Gather each line in the entries that includes the string "Einsatzfähigkeit".
---
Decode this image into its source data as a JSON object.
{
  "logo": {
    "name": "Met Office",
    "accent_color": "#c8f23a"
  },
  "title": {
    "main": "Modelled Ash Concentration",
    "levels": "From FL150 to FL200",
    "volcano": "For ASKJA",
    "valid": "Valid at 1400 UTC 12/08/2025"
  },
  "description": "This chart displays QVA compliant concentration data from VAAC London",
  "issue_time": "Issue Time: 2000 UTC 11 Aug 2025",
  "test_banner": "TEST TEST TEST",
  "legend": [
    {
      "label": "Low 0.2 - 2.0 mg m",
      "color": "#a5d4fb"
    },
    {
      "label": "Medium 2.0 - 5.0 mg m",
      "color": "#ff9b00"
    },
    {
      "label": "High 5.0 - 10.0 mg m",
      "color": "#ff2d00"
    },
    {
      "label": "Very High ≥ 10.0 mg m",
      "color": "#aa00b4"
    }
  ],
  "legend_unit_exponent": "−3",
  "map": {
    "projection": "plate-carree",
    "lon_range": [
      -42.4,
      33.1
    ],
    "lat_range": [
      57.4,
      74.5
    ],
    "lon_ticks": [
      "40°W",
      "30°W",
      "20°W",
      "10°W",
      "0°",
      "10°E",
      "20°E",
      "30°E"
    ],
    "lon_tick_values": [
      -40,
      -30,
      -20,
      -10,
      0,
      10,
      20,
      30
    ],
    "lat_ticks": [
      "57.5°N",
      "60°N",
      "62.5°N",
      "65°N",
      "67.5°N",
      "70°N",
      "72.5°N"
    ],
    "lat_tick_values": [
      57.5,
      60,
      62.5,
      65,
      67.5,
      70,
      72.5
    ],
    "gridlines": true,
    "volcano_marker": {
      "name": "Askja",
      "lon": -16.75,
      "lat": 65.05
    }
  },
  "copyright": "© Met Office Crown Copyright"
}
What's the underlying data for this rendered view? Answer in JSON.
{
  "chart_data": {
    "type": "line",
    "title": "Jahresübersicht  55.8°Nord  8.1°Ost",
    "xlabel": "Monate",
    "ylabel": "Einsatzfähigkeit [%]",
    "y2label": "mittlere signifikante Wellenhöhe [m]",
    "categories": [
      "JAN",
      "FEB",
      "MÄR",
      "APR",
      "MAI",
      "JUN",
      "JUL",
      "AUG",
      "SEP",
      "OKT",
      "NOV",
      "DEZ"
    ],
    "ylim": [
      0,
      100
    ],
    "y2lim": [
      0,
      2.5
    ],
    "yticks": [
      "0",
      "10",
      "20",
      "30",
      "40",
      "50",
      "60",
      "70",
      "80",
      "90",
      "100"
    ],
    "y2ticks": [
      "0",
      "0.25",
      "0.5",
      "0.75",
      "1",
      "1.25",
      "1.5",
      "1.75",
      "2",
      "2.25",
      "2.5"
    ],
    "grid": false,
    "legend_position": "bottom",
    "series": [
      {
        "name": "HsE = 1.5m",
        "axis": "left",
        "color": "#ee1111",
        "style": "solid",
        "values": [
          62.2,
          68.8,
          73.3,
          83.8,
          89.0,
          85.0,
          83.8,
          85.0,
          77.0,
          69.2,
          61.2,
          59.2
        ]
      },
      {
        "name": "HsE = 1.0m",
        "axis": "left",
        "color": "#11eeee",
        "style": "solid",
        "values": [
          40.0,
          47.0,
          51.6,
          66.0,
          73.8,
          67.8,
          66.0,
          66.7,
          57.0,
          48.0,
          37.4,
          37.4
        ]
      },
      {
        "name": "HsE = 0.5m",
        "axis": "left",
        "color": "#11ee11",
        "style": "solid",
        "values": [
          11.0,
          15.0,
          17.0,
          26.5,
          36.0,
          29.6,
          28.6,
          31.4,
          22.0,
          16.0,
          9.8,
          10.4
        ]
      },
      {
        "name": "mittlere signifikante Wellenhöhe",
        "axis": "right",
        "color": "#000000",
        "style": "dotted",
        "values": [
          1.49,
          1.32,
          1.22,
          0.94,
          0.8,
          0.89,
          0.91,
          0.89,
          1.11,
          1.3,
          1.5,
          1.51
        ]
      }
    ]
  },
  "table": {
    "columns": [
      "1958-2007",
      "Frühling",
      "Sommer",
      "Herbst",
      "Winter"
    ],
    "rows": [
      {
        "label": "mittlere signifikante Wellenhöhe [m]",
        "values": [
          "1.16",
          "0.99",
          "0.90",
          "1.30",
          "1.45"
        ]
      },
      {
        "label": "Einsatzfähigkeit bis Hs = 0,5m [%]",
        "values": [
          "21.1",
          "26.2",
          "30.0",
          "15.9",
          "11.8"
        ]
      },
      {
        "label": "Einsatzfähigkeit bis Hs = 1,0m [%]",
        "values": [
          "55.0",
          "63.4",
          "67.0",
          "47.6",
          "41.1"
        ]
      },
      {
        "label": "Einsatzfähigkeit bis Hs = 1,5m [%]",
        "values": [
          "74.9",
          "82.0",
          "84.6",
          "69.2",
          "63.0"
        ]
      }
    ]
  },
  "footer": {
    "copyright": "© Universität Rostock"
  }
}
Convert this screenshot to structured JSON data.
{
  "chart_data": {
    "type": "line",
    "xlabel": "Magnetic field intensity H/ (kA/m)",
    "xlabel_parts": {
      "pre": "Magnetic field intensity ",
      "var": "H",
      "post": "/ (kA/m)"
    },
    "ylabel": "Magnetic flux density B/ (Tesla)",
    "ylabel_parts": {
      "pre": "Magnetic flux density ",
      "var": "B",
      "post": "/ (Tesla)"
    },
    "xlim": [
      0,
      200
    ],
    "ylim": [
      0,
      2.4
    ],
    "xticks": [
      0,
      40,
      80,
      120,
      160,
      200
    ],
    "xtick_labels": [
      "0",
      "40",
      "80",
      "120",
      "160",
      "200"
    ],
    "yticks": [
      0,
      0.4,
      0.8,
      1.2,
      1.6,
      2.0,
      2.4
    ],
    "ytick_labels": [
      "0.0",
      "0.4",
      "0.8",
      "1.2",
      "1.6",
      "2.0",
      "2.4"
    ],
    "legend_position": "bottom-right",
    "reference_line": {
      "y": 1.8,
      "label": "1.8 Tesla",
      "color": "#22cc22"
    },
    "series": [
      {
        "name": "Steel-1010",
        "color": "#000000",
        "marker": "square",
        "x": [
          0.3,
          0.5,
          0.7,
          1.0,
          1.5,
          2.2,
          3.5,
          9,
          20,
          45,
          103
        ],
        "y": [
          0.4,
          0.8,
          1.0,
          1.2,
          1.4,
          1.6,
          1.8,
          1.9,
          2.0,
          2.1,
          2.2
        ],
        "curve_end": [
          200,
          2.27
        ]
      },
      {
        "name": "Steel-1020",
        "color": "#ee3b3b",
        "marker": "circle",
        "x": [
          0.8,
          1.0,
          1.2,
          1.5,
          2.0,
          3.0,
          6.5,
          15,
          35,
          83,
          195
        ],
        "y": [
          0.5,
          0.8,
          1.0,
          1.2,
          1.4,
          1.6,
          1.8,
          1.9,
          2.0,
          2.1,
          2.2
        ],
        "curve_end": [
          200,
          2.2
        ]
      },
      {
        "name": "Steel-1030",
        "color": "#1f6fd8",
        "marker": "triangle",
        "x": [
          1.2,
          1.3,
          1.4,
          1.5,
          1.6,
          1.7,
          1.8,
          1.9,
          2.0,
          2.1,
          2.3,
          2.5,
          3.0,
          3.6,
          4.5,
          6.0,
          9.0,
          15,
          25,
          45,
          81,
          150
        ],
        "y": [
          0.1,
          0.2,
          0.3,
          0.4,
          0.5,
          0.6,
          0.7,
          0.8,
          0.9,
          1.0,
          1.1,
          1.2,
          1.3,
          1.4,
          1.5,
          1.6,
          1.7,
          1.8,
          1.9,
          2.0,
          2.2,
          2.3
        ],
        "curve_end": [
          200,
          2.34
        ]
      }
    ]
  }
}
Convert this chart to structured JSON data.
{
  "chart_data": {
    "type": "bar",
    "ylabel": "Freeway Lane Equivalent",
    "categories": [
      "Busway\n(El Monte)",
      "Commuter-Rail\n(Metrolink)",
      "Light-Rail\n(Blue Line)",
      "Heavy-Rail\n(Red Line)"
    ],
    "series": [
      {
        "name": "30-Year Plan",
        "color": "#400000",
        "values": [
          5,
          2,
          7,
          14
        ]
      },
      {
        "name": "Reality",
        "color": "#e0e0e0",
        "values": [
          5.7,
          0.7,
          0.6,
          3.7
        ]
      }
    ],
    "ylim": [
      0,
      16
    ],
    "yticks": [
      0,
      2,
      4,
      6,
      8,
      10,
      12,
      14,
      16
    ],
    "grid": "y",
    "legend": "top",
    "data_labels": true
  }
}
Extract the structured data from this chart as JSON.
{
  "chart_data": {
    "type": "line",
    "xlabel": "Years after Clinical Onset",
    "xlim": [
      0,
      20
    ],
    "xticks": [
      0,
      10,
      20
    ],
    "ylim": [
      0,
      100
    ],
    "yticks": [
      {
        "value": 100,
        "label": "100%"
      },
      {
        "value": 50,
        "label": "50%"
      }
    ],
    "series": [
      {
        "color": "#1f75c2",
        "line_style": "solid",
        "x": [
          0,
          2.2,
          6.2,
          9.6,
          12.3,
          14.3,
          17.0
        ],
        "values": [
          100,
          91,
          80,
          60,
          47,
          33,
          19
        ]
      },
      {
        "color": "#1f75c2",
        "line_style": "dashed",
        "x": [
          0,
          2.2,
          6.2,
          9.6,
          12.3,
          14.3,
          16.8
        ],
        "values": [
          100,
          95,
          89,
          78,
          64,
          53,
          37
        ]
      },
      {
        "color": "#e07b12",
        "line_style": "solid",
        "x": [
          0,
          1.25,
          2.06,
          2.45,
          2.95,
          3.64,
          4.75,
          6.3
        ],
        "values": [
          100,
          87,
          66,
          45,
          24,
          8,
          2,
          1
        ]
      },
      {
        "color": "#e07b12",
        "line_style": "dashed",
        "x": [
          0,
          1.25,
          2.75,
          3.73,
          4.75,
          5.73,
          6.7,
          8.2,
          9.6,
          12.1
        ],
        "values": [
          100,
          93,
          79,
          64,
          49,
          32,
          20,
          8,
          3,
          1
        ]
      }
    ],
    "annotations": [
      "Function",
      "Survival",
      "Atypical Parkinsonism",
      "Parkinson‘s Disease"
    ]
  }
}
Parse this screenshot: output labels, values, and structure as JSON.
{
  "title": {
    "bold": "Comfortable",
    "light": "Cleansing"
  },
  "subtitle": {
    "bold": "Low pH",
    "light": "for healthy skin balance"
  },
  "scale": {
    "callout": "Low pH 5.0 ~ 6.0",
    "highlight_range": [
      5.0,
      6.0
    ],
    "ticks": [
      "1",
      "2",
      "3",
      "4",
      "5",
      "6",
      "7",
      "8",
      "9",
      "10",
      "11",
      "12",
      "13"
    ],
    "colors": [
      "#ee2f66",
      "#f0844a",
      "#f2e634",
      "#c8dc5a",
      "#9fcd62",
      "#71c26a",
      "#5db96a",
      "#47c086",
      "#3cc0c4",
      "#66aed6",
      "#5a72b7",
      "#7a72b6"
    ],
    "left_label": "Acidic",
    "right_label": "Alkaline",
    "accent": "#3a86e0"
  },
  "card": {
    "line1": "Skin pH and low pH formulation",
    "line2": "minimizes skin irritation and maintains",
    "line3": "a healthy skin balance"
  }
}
---
▸ Result of this task
    "ylabel": "Einsatzfähigkeit [%]",
        "label": "Einsatzfähigkeit bis Hs = 0,5m [%]",
        "label": "Einsatzfähigkeit bis Hs = 1,0m [%]",
        "label": "Einsatzfähigkeit bis Hs = 1,5m [%]",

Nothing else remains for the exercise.